Source data
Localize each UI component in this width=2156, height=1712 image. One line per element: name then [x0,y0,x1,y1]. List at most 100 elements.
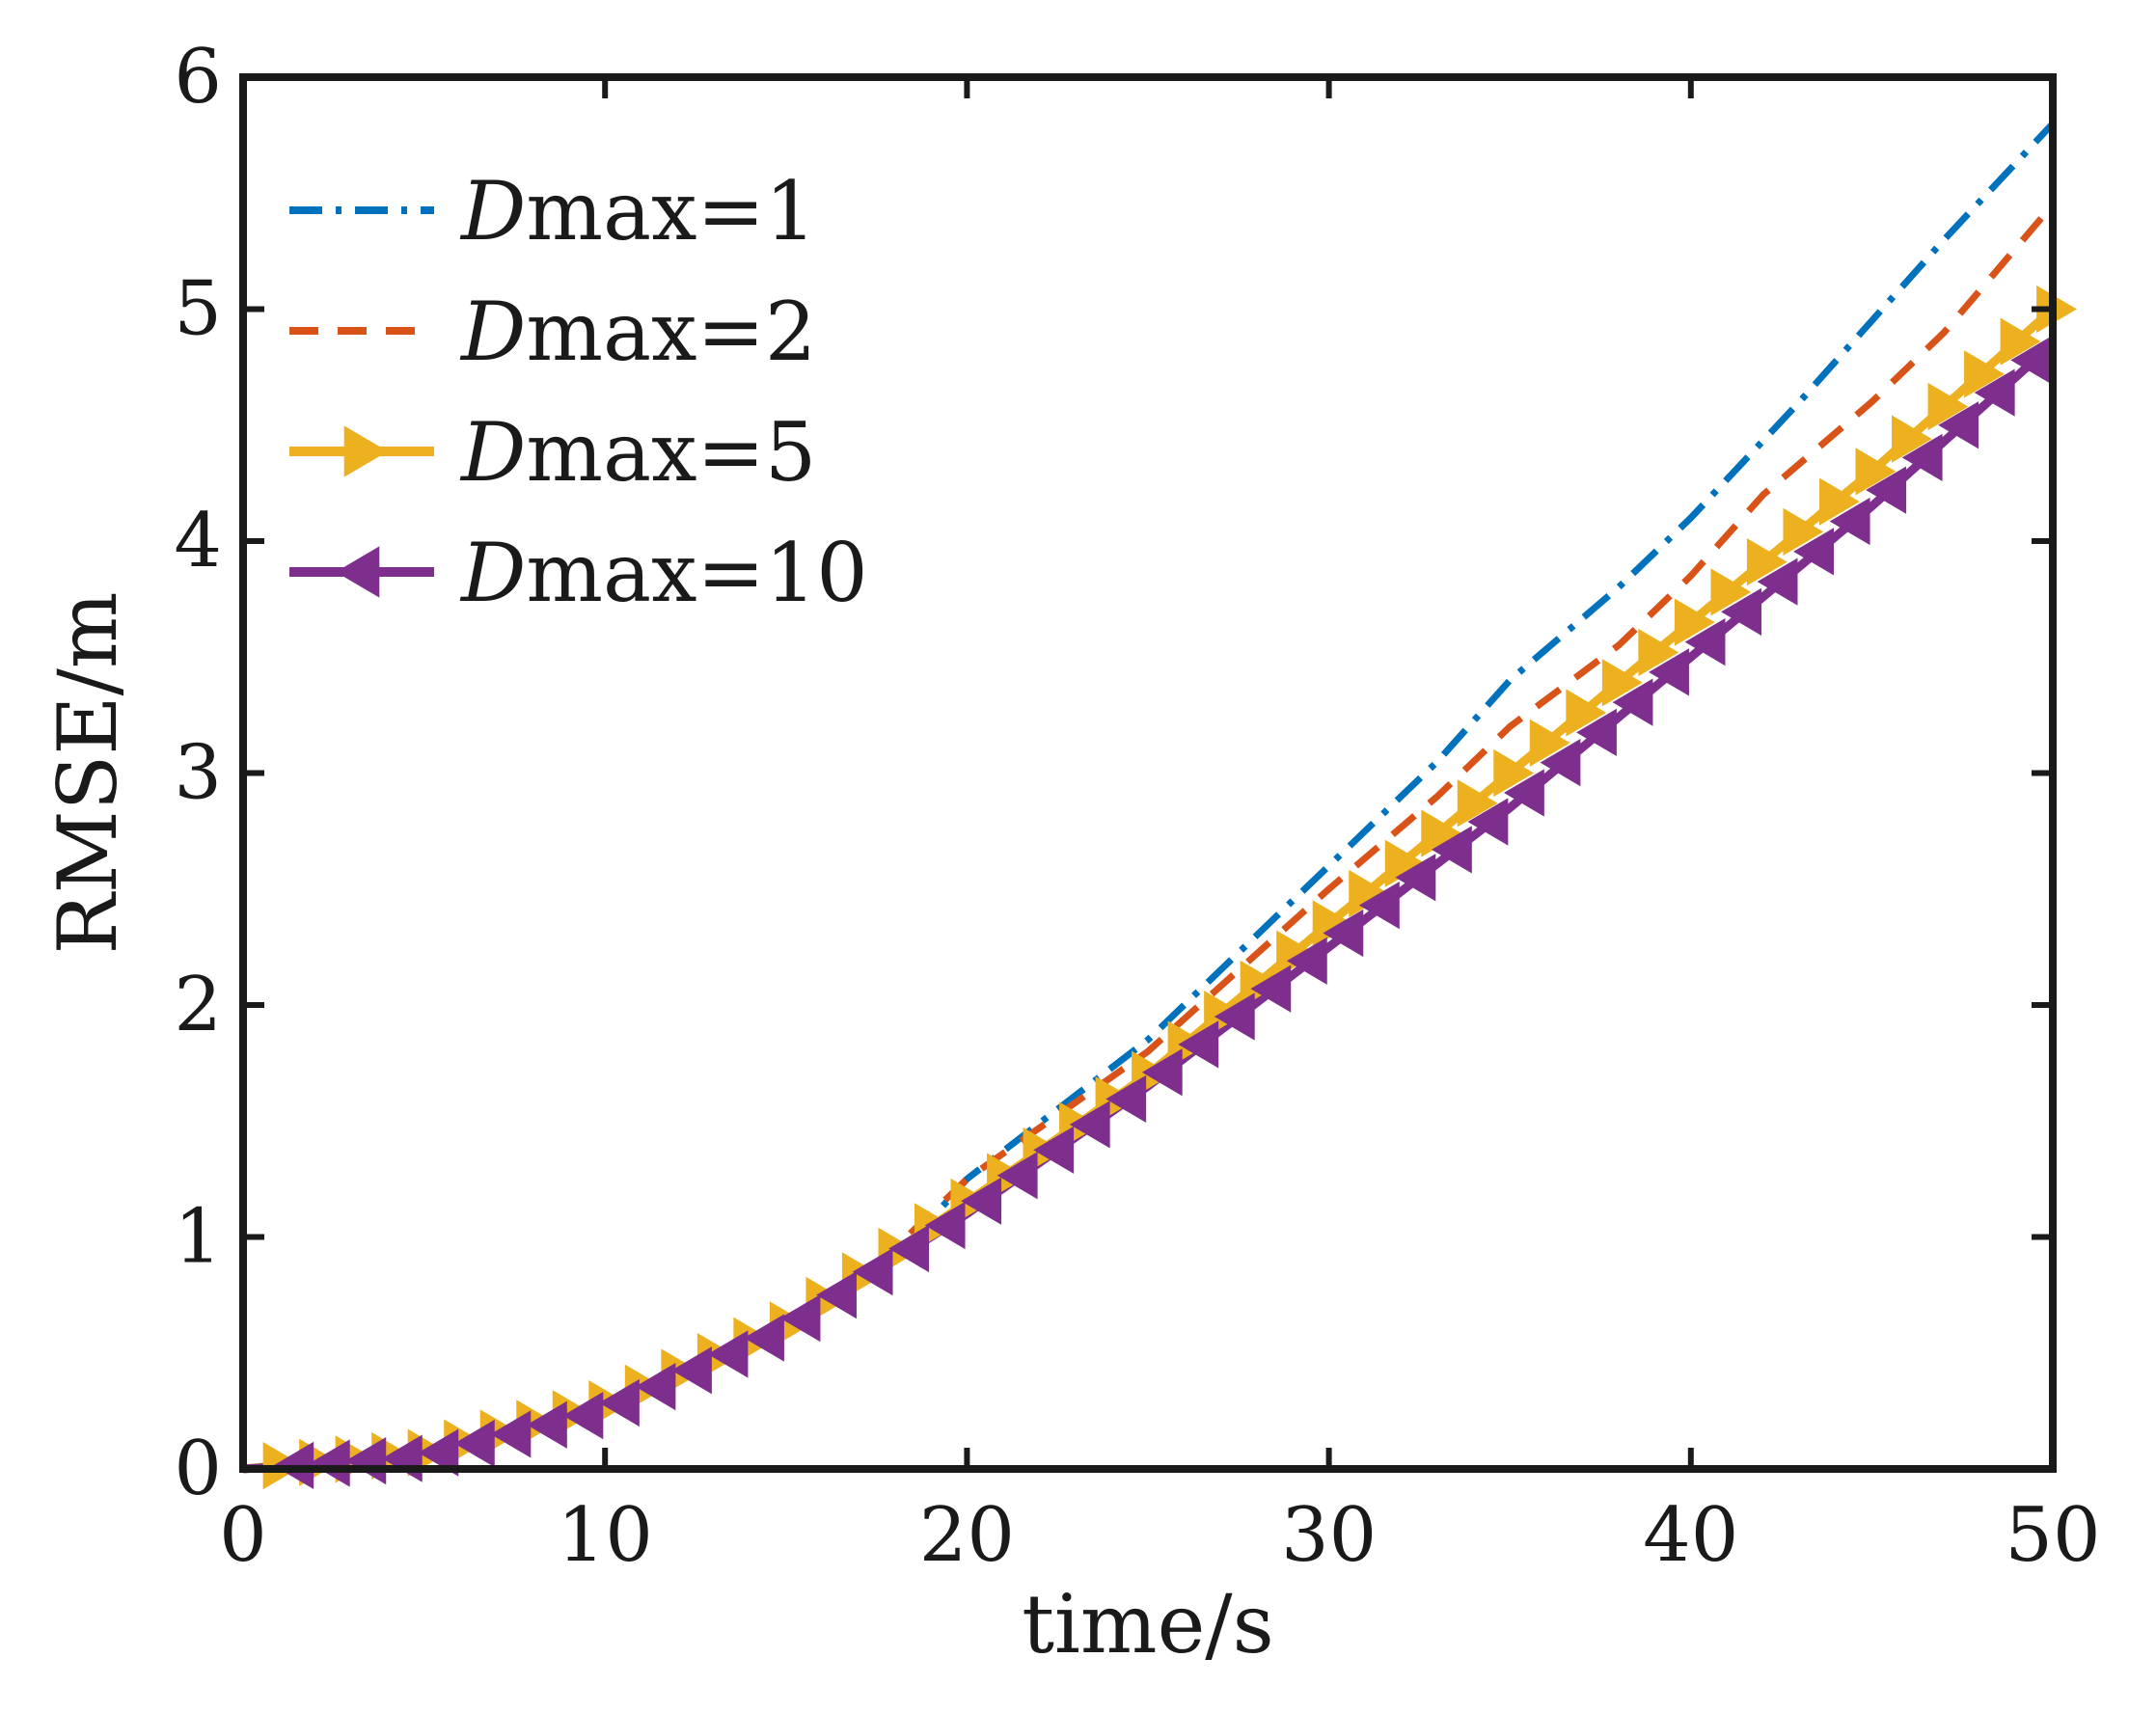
series-3-marker [1566,689,1607,737]
axis-ticks [240,74,2056,1472]
legend-label-rest: max=1 [526,164,816,258]
series-3-marker [1746,538,1788,586]
series-3-marker [1855,448,1897,496]
series-4-marker [1793,528,1835,576]
series-4-marker [744,1314,784,1362]
series-3-marker [1710,568,1752,616]
series-4-marker [1866,466,1907,514]
series-4-marker [1721,587,1761,636]
series-3-marker [1927,382,1969,431]
legend-label-rest: max=10 [526,526,867,620]
series-4-marker [1467,798,1509,846]
series-4-marker [924,1201,966,1250]
series-4-marker [1504,769,1544,817]
series-4-marker [526,1400,567,1449]
series-4-marker [490,1410,532,1458]
series-4-marker [1684,617,1726,666]
series-4-marker [1901,433,1943,482]
y-tick-label: 5 [174,266,222,353]
plot-markers [262,285,2077,1490]
series-4-marker [996,1152,1038,1200]
series-4-marker [635,1362,676,1411]
series-3-marker [1892,415,1932,463]
series-4-marker [1829,497,1870,546]
series-4-marker [1358,881,1400,930]
series-4-marker [1938,401,1979,449]
x-tick-label: 50 [2005,1492,2100,1579]
series-4-marker [707,1330,749,1378]
series-4-marker [671,1346,712,1395]
y-tick-label: 1 [174,1194,222,1281]
series-3-marker [1674,598,1715,646]
series-4-marker [1069,1101,1110,1149]
series-4-marker [1033,1126,1075,1174]
y-tick-label: 4 [174,498,222,584]
series-4-marker [418,1428,459,1477]
series-4-marker [1974,368,2015,417]
series-4-marker [1286,937,1327,985]
series-4-marker [1395,854,1436,902]
y-tick-label: 3 [174,730,222,817]
x-tick-label: 10 [558,1492,653,1579]
y-tick-label: 2 [174,962,222,1048]
series-3-marker [1818,477,1860,526]
series-4-marker [1214,992,1255,1041]
legend-label: Dmax=10 [459,526,868,620]
legend-label-italic: D [459,285,526,379]
series-line-4 [242,340,2057,1474]
series-4-marker [1323,909,1364,958]
legend-marker [343,425,388,477]
series-4-marker [1757,557,1798,606]
series-4-marker [816,1271,857,1319]
y-tick-label: 6 [174,34,222,121]
series-4-marker [1178,1020,1219,1069]
series-4-marker [562,1392,604,1440]
series-4-marker [1612,678,1653,726]
x-tick-label: 40 [1643,1492,1738,1579]
y-axis-label: RMSE/m [41,591,135,954]
series-4-marker [1649,648,1689,696]
series-3-marker [2000,317,2041,366]
series-3-marker [1529,719,1570,767]
legend-label-italic: D [459,405,526,500]
legend-item-1: Dmax=1 [289,164,816,258]
legend-label-italic: D [459,164,526,258]
legend-item-4: Dmax=10 [289,526,868,620]
x-tick-label: 30 [1281,1492,1377,1579]
legend-label: Dmax=2 [459,285,816,379]
series-4-marker [1431,826,1472,874]
x-tick-label: 20 [919,1492,1015,1579]
series-4-marker [1576,708,1617,757]
legend-label: Dmax=1 [459,164,816,258]
legend-label-rest: max=5 [526,405,816,500]
series-4-marker [888,1224,930,1273]
legend-label-rest: max=2 [526,285,816,379]
y-tick-label: 0 [174,1426,222,1512]
series-3-marker [1964,350,2005,398]
series-4-marker [779,1294,821,1343]
legend-item-2: Dmax=2 [289,285,816,379]
series-3-marker [1493,748,1535,798]
series-3-marker [1601,659,1643,707]
legend-item-3: Dmax=5 [289,405,816,500]
legend-marker [336,546,380,598]
series-4-marker [345,1436,387,1485]
legend-label: Dmax=5 [459,405,816,500]
series-4-marker [1250,965,1292,1013]
series-4-marker [1105,1074,1147,1124]
x-tick-label: 0 [219,1492,267,1579]
x-axis-label: time/s [1022,1577,1273,1671]
legend-label-italic: D [459,526,526,620]
series-3-marker [1421,809,1462,857]
series-4-marker [961,1177,1002,1225]
series-4-marker [1141,1048,1183,1097]
series-3-marker [1638,628,1679,677]
series-4-marker [852,1247,893,1296]
series-4-marker [1540,739,1581,787]
tick-labels: 0 10 20 30 40 50 0 1 2 3 4 5 6 [174,34,2100,1579]
series-4-marker [453,1419,495,1468]
series-line-2 [242,203,2056,1473]
series-4-marker [599,1378,640,1427]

### TASK DESCRIPTION
How many lines of the listing contain the string "item"? Treat uppercase and lowercase letters as distinct, and reply with the number alone.

### THE COMPLETED TASK
4